Despite all the difficulties, more and more women decide to remain in defense of their homeland, despite the mortal risk. They fight, they die, they win. More than 350 women received state awards, including Heroes of Ukraine. According to the latest official data, 107 women military personnel died in the line of duty.

But the history of war, and especially women and war, is not limited only to military victories. Obviously, the women of the home front play a huge consolidating role in Ukrainian society: volunteers, everyone working today to support the country’s economy, who fights the enemy on the information front, who works in rear medical institutions, who restores destroyed infrastructure, who ensures the survival of their own family, helps others cope with complex psychological problems.

Despite all the difficulties, more women decide to remain in defense of their homeland, despite the mortal risk.

The volunteer movement both inside and outside Ukraine has become a large-scale support for the army and people of Ukraine in difficult times, the absolute majority of whose participants are women. Many women of different professions and ages have united under a volunteer community to help military and civilian residents of Ukraine. Women weave camouflage nets and Molotov cocktails for military needs, prepare food for the military, help refugees, participate in rehabilitation activities for children who survived the occupation and bombing, take care of the old and infirm, provide food and medicine to those in need, and translate news from Ukraine for foreign media and so on. Ukrainians in
the war show themselves to be highly consolidated to fight Russian aggression, and the cooperation and support of Ukrainian women is of no small importance, which speaks both to the high role of Ukrainian women in the war, and to the growth of civic consciousness and the development of civil society in Ukraine as a whole.

We cannot ignore Ukrainian women journalists on the information front, who, despite the risk to their health and lives, remain in the hot spot of the conflict to cover the current military operations. According to the latest data, at least 5 female journalists died during Russia’s military aggression against Ukraine.

##############################

__Required work__.
**a.** Rewrite the stretch from "We cannot ignore" through "aggression against Ukraine." of the passage on Ukrainian women in the war, substituting "reporters" for "journalists".
**b.** Resume the passage on Ukrainian women in the war after its final sentence.

##############################

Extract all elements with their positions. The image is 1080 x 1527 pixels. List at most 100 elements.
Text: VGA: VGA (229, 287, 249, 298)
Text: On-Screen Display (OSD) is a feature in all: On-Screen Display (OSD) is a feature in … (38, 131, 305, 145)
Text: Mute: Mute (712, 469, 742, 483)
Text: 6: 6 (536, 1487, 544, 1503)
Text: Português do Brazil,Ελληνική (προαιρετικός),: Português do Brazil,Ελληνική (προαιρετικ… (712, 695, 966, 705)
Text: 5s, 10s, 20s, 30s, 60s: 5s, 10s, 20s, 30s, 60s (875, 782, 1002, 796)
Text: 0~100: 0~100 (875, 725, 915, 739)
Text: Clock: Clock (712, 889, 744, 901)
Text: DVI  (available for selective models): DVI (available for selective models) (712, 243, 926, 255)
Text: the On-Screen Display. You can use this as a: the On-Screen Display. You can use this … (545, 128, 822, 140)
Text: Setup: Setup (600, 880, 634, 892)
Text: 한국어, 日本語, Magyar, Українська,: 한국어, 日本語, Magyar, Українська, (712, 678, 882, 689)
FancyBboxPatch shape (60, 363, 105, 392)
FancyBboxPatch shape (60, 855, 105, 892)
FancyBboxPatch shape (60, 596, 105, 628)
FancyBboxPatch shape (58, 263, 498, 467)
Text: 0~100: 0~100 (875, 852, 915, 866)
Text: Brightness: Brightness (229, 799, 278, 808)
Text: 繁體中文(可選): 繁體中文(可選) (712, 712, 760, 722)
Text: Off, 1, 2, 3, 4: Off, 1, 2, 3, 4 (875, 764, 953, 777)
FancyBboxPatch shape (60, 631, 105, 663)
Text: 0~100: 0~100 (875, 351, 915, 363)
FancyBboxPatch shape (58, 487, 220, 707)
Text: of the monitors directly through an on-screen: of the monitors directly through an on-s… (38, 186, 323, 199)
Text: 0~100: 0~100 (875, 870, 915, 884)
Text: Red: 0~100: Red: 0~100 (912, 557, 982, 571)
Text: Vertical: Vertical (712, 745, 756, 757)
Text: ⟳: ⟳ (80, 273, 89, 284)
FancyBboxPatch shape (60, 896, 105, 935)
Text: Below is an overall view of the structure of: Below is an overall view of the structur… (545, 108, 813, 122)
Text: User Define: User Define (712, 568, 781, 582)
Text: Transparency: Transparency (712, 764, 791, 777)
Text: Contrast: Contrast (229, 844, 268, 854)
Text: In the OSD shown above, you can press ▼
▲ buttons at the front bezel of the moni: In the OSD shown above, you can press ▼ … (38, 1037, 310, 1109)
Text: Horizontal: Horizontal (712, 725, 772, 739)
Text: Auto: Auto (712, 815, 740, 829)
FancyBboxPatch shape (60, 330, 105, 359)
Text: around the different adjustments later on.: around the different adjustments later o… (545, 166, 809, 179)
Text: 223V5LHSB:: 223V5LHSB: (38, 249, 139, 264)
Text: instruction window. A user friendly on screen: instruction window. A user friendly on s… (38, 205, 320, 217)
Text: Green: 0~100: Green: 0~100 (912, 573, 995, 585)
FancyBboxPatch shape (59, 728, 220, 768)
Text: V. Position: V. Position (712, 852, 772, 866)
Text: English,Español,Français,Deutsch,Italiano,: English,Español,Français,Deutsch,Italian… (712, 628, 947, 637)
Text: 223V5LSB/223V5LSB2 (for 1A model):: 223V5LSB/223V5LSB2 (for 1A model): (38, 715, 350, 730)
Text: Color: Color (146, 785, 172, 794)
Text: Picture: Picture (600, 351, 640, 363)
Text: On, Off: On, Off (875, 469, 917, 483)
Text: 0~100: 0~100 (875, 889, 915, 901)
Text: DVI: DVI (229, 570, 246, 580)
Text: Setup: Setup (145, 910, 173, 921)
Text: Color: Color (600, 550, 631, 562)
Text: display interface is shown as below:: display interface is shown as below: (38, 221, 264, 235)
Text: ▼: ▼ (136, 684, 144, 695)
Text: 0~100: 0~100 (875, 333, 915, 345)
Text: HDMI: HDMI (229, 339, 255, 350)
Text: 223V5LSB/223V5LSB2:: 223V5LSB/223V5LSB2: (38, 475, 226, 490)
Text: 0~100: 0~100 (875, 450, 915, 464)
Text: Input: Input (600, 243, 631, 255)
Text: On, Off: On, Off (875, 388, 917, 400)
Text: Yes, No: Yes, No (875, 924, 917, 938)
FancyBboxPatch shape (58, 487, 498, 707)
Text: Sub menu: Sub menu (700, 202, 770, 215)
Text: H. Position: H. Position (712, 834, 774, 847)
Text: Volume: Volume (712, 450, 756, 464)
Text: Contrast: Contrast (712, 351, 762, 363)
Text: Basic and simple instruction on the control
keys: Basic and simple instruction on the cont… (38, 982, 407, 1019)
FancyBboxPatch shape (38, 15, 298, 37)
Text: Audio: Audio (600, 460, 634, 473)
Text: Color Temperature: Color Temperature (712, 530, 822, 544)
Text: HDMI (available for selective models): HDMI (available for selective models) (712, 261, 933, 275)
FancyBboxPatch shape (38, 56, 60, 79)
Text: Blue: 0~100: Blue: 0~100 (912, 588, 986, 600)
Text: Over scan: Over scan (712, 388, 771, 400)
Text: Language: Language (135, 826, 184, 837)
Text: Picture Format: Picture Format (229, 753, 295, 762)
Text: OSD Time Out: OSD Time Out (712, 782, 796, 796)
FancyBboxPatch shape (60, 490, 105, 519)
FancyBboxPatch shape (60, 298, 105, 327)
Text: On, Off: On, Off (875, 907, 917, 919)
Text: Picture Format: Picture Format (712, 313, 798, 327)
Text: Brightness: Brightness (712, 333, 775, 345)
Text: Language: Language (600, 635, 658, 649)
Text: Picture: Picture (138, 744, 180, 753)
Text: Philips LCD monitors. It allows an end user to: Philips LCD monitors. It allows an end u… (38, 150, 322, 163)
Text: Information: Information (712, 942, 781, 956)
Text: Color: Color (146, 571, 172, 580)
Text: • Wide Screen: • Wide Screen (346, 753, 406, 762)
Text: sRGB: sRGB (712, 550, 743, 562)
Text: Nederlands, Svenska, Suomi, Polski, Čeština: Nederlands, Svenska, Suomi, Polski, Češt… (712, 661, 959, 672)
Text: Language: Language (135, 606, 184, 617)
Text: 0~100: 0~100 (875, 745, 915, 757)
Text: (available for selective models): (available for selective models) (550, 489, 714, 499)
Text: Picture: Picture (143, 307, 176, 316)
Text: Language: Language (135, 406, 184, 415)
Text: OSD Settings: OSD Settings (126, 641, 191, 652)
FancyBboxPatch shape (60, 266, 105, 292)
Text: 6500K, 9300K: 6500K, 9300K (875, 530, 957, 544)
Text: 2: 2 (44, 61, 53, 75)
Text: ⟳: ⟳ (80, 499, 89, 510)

##############################

__Activity answers__.
**a.**
We cannot ignore Ukrainian women reporters on the information front, who, despite the risk to their health and lives, remain in the hot spot of the conflict to cover the current military operations. According to the latest data, at least 5 female reporters died during Russia’s military aggression against Ukraine.

**b.**
To date, at least 7 million people have left Ukraine as refugees, of which, according to various estimates, 70-90% are women. Forced emigration as a means of escaping from war placed many trials on the shoulders of women. Many have lost their loved ones, their homes and property. Many had to start living “from scratch” in a new country, look for opportunities to earn money and adapt to new living conditions. Moreover, many women were forced to leave their native country, saving their children from the war and taking upon themselves the independent care of them while in exile involuntarily. It is psychologically, physically and financially difficult to arrange your life overnight in a completely new country. But these women find strength in supporting their country by organizing volunteer work, anti-war rallies, and with their lived stories they show the realities of the war in Ukraine. And they, too, are the female faces of war.

And the main female faces of war and Russian aggression are the faces of dead female civilians, of whom there are already more than 2,600. And those women who live every day in war conditions, each time exposed to the risk of losing their lives, health, and being subjected to violence from the invaders.

The war continues. A war that can be told in the form of women’s faces – women who defend the country with a machine gun in their hands, women who save the wounded in hospitals, women who save their children under artillery fire and many others who are affected by this war. War has a woman’s face.